- _What to do_:
**A)** In the article on systemic bias in machine learning, reproduce word for word the passage that begins at the words "Reasons for Systemic" and stops after "fairly and justly.".
**B)** According to the article on systemic bias in machine learning, which companies agreed not to sell their facial recognition technology for law enforcement use?

- _Quoted text_:
---*---
Reasons for Systemic Bias in Machine Learning for Policing and Other Applications
Recently, Microsoft, Amazon and IBM all agreed not to sell their facial recognition technology for law enforcement use over the next year amid findings of racial bias across many such systems. Much press has pointed to the bias in such tools to suggest that they should be banned entirely from police usage. Personally, I disagree with this binary approach. The reality is that developing and using this technology requires certain philosophical tradeoffs. As someone that works with machine learning, I’d like to shed some light on how and why this bias is introduced into such algorithms and suggest practical approaches to adopting this technology fairly and justly.
Before discussing the algorithms themselves, I’ll affirm the philosophical constraints that any machine learning application must solve, namely that people of different protected classes should be treated equally and that we should try to maximize benefits for society as a whole. These two constraints are unfortunately fundamentally at odds with each other in any society where protected classes are not equally represented in society (as they usually aren’t). Under the “no free lunch” principle, having a more fair algorithm will mean that it will be less effective for other members of the population and one that is generally more effective for a larger group of the population may mean it is less fair for different classes. Such trade-offs can be easily illustrated by the choices we make during data selection.
---*---
- _Extracted records_:

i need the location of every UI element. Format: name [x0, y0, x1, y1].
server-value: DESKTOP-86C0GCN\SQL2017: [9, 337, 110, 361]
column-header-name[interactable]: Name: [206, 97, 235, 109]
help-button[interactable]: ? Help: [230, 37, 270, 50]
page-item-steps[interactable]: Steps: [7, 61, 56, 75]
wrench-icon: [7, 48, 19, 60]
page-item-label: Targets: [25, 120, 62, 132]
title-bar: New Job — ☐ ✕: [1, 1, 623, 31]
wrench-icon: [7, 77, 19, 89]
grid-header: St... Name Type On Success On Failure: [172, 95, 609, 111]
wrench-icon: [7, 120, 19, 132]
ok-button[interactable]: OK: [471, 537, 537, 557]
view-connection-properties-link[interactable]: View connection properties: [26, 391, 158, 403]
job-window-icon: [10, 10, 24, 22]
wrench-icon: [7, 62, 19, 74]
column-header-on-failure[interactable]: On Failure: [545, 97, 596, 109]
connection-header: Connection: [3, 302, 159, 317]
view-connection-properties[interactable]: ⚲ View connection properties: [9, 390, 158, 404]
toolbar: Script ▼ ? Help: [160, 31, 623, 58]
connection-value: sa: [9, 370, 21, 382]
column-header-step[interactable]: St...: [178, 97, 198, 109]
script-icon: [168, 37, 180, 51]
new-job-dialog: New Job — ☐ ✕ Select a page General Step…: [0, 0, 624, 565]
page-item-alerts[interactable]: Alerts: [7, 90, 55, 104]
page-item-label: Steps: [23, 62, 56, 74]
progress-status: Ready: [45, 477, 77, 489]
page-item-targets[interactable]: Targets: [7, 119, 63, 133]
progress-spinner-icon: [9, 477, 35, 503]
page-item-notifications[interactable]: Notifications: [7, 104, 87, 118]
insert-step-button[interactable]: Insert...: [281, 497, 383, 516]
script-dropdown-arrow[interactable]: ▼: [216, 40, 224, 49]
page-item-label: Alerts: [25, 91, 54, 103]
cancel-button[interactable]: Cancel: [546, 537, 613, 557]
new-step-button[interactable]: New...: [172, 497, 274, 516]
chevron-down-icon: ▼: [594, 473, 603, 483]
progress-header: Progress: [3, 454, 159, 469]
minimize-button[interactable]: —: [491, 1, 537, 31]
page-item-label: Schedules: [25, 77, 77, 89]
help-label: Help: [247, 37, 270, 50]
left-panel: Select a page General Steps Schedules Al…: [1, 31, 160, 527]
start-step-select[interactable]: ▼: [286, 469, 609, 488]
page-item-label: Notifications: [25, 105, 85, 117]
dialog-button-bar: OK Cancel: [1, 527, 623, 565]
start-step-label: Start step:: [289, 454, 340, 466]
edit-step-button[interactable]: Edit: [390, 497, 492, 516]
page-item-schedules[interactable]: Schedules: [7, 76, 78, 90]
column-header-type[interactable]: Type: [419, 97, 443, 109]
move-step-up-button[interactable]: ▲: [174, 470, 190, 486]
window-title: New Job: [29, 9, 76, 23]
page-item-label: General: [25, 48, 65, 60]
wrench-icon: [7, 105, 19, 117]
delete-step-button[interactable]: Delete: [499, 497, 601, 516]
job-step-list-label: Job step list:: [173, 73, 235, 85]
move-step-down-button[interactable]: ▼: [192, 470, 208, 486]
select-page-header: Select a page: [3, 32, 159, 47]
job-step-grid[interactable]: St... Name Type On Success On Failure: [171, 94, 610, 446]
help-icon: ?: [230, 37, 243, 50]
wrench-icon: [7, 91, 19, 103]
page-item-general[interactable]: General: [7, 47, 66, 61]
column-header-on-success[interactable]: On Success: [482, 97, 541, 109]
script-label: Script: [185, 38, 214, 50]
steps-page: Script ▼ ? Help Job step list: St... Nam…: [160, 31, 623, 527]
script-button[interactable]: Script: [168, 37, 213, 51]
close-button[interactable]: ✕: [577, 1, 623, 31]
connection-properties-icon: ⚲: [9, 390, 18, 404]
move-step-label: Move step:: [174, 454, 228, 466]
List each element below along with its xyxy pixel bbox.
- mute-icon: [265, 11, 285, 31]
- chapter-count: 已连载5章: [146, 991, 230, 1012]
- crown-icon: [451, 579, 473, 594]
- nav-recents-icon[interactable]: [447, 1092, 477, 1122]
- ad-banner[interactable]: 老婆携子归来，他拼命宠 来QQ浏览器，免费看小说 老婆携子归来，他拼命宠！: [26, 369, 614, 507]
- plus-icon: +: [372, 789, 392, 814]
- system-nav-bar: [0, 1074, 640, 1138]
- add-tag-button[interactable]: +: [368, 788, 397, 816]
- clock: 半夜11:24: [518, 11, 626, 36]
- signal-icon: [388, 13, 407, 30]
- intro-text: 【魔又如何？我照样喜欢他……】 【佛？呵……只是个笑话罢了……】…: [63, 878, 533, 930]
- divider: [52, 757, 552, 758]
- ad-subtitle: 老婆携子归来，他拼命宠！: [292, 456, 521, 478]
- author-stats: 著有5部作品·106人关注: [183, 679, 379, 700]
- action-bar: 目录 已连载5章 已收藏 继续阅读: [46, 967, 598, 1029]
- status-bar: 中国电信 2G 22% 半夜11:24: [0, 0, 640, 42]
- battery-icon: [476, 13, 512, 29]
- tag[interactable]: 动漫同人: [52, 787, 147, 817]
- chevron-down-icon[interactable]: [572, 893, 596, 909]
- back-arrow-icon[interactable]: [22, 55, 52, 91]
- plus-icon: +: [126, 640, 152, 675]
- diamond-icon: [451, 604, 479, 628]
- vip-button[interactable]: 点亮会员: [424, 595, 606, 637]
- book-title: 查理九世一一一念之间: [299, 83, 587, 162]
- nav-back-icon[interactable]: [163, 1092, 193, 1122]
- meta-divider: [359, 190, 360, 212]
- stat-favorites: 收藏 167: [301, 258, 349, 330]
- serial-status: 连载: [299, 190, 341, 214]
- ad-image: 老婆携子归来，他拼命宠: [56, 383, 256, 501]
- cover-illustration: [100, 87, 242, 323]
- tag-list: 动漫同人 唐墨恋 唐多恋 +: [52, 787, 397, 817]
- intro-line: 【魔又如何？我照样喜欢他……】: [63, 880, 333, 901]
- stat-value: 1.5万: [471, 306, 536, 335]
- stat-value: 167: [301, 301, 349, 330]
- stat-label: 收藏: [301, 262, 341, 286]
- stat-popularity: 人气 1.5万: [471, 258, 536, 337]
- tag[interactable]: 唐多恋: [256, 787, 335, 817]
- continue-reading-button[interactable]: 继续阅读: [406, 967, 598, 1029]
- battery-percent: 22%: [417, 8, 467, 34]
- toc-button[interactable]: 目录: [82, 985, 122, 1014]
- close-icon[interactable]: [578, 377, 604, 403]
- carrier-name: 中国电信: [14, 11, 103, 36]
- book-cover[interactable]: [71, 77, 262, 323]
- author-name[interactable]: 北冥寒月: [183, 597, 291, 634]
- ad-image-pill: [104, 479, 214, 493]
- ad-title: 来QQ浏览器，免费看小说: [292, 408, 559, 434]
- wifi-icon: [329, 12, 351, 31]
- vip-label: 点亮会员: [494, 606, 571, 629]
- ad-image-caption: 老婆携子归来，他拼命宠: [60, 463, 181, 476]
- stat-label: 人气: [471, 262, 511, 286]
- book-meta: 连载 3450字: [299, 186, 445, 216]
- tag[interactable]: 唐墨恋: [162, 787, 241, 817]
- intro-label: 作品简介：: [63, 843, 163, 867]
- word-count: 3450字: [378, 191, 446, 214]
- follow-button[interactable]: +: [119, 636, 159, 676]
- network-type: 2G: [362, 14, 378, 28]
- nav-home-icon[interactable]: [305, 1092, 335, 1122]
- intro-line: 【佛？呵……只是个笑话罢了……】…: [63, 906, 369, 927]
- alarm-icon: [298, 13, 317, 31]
---*---
- _Responses to the exercise_:
**A)**
Reasons for Systemic Bias in Machine Learning for Policing and Other Applications
Recently, Microsoft, Amazon and IBM all agreed not to sell their facial recognition technology for law enforcement use over the next year amid findings of racial bias across many such systems. Much press has pointed to the bias in such tools to suggest that they should be banned entirely from police usage. Personally, I disagree with this binary approach. The reality is that developing and using this technology requires certain philosophical tradeoffs. As someone that works with machine learning, I’d like to shed some light on how and why this bias is introduced into such algorithms and suggest practical approaches to adopting this technology fairly and justly.

**B)** Microsoft, Amazon and IBM.